(Document page entries with text)
§
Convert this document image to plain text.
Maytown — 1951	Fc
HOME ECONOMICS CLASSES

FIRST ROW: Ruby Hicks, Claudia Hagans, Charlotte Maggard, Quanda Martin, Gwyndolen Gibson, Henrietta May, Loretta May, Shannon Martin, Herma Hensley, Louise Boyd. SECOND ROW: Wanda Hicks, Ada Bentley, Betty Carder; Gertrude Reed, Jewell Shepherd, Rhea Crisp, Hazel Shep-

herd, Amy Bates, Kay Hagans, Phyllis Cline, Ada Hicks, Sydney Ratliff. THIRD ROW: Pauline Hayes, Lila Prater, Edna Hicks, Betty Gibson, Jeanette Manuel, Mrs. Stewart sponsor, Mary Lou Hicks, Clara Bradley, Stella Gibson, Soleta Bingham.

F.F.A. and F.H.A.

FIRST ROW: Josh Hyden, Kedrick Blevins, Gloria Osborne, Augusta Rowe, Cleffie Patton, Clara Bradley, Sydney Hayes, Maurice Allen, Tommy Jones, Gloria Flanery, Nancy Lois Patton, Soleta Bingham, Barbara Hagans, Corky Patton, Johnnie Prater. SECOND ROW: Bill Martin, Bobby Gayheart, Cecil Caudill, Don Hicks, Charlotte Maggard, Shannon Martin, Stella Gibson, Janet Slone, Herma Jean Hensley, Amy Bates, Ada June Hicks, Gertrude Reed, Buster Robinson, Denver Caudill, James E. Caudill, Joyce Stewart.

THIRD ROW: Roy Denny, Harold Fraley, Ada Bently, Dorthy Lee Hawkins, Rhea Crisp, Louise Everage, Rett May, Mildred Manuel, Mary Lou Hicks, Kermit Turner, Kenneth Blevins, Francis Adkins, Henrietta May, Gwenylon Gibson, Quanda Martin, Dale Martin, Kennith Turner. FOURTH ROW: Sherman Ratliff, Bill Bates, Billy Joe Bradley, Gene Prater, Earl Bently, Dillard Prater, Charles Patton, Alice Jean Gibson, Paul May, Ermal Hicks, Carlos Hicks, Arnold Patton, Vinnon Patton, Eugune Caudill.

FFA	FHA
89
§
▶ _WORK TO COMPLETE_:
Retype the records that precede this task, keeping them exactly the same.

▶ _EXPECTED ANSWER_:
Convert this document image to plain text.
Maytown — 1951	Fc
HOME ECONOMICS CLASSES

FIRST ROW: Ruby Hicks, Claudia Hagans, Charlotte Maggard, Quanda Martin, Gwyndolen Gibson, Henrietta May, Loretta May, Shannon Martin, Herma Hensley, Louise Boyd. SECOND ROW: Wanda Hicks, Ada Bentley, Betty Carder; Gertrude Reed, Jewell Shepherd, Rhea Crisp, Hazel Shep-

herd, Amy Bates, Kay Hagans, Phyllis Cline, Ada Hicks, Sydney Ratliff. THIRD ROW: Pauline Hayes, Lila Prater, Edna Hicks, Betty Gibson, Jeanette Manuel, Mrs. Stewart sponsor, Mary Lou Hicks, Clara Bradley, Stella Gibson, Soleta Bingham.

F.F.A. and F.H.A.

FIRST ROW: Josh Hyden, Kedrick Blevins, Gloria Osborne, Augusta Rowe, Cleffie Patton, Clara Bradley, Sydney Hayes, Maurice Allen, Tommy Jones, Gloria Flanery, Nancy Lois Patton, Soleta Bingham, Barbara Hagans, Corky Patton, Johnnie Prater. SECOND ROW: Bill Martin, Bobby Gayheart, Cecil Caudill, Don Hicks, Charlotte Maggard, Shannon Martin, Stella Gibson, Janet Slone, Herma Jean Hensley, Amy Bates, Ada June Hicks, Gertrude Reed, Buster Robinson, Denver Caudill, James E. Caudill, Joyce Stewart.

THIRD ROW: Roy Denny, Harold Fraley, Ada Bently, Dorthy Lee Hawkins, Rhea Crisp, Louise Everage, Rett May, Mildred Manuel, Mary Lou Hicks, Kermit Turner, Kenneth Blevins, Francis Adkins, Henrietta May, Gwenylon Gibson, Quanda Martin, Dale Martin, Kennith Turner. FOURTH ROW: Sherman Ratliff, Bill Bates, Billy Joe Bradley, Gene Prater, Earl Bently, Dillard Prater, Charles Patton, Alice Jean Gibson, Paul May, Ermal Hicks, Carlos Hicks, Arnold Patton, Vinnon Patton, Eugune Caudill.

FFA	FHA
89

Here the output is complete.